# What you have to do:
Please return everything in the data from the line containing "- category-label: 2017-2018: [328, 104, 520, 151]" down to the line containing "- arrow: [810, 104, 971, 160]", with both of those lines included and nothing changed.

══════════

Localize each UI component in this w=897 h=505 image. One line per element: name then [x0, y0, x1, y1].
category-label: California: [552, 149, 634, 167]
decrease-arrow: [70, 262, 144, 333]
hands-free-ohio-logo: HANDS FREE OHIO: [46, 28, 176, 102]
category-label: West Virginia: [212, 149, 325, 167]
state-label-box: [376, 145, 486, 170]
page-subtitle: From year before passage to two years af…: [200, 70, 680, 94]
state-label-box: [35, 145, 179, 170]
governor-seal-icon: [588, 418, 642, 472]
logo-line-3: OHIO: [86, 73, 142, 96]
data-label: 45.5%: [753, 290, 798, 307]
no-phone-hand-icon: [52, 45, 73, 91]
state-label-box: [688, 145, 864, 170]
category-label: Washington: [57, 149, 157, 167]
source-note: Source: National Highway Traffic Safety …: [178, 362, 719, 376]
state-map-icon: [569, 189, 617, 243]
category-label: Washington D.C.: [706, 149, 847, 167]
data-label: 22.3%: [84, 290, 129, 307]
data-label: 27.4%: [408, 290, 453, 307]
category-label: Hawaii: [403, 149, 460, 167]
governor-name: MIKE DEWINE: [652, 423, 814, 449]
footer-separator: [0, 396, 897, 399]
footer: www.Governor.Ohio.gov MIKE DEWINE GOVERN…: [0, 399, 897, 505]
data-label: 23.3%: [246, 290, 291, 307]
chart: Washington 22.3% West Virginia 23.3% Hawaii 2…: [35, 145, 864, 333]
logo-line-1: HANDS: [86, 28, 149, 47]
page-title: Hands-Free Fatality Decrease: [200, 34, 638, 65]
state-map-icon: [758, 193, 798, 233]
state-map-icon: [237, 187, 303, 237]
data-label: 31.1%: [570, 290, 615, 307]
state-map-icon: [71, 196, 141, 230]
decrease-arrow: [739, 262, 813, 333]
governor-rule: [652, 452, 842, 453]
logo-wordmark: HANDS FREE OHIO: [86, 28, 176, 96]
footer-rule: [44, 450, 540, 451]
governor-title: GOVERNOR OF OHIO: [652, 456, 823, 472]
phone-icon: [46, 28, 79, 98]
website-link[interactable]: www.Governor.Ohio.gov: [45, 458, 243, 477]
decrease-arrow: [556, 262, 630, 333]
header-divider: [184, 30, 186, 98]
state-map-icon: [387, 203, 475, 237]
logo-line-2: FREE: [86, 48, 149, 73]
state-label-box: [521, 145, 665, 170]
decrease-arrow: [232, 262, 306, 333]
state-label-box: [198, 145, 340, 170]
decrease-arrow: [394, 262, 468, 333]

══════════

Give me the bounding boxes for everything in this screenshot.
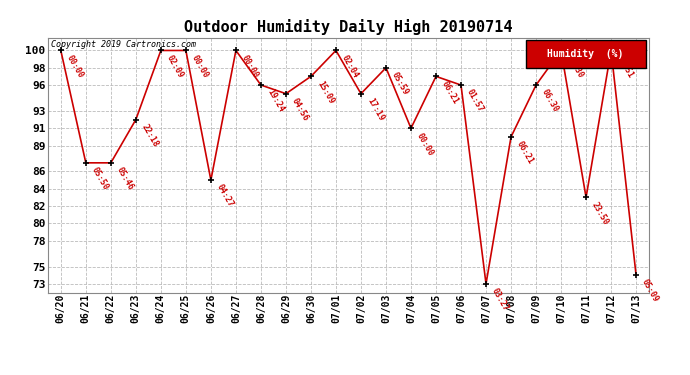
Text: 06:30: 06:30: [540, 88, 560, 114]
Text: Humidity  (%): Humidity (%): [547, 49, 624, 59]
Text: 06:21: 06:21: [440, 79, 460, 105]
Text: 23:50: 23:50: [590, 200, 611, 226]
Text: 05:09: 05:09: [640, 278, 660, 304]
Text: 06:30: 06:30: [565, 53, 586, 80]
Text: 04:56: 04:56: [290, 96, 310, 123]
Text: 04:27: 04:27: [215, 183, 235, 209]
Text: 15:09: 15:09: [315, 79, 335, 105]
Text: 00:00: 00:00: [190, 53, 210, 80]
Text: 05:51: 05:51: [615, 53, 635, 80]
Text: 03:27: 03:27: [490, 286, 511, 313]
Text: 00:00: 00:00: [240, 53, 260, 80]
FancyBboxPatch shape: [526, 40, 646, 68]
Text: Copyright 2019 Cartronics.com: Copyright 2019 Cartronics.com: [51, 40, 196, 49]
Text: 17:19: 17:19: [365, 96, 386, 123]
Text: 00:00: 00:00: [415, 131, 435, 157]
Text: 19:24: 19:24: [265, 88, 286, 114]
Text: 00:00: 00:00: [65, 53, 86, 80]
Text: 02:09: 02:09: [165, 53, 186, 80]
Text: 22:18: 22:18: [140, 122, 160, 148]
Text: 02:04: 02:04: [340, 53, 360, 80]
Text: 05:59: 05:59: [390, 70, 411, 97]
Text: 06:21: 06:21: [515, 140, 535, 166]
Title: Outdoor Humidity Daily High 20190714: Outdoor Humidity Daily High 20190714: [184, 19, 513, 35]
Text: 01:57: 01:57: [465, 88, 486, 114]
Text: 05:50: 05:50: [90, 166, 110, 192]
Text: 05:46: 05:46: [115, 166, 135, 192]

══════════

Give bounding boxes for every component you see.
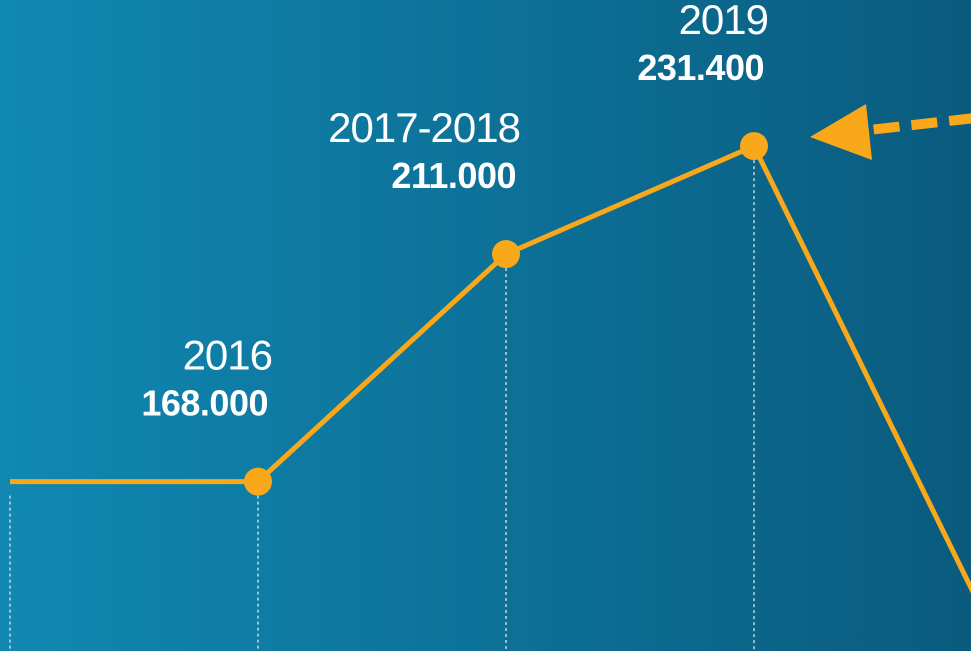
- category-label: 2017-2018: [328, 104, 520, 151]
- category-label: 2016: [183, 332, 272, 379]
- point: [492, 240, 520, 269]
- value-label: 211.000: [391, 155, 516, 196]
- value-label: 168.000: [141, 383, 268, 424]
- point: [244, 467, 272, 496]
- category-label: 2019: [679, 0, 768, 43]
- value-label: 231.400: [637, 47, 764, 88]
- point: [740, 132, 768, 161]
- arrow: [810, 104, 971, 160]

══════════

# Response for this exercise:
- category-label: 2017-2018: [328, 104, 520, 151]
- category-label: 2016: [183, 332, 272, 379]
- point: [492, 240, 520, 269]
- value-label: 211.000: [391, 155, 516, 196]
- value-label: 168.000: [141, 383, 268, 424]
- point: [244, 467, 272, 496]
- category-label: 2019: [679, 0, 768, 43]
- value-label: 231.400: [637, 47, 764, 88]
- point: [740, 132, 768, 161]
- arrow: [810, 104, 971, 160]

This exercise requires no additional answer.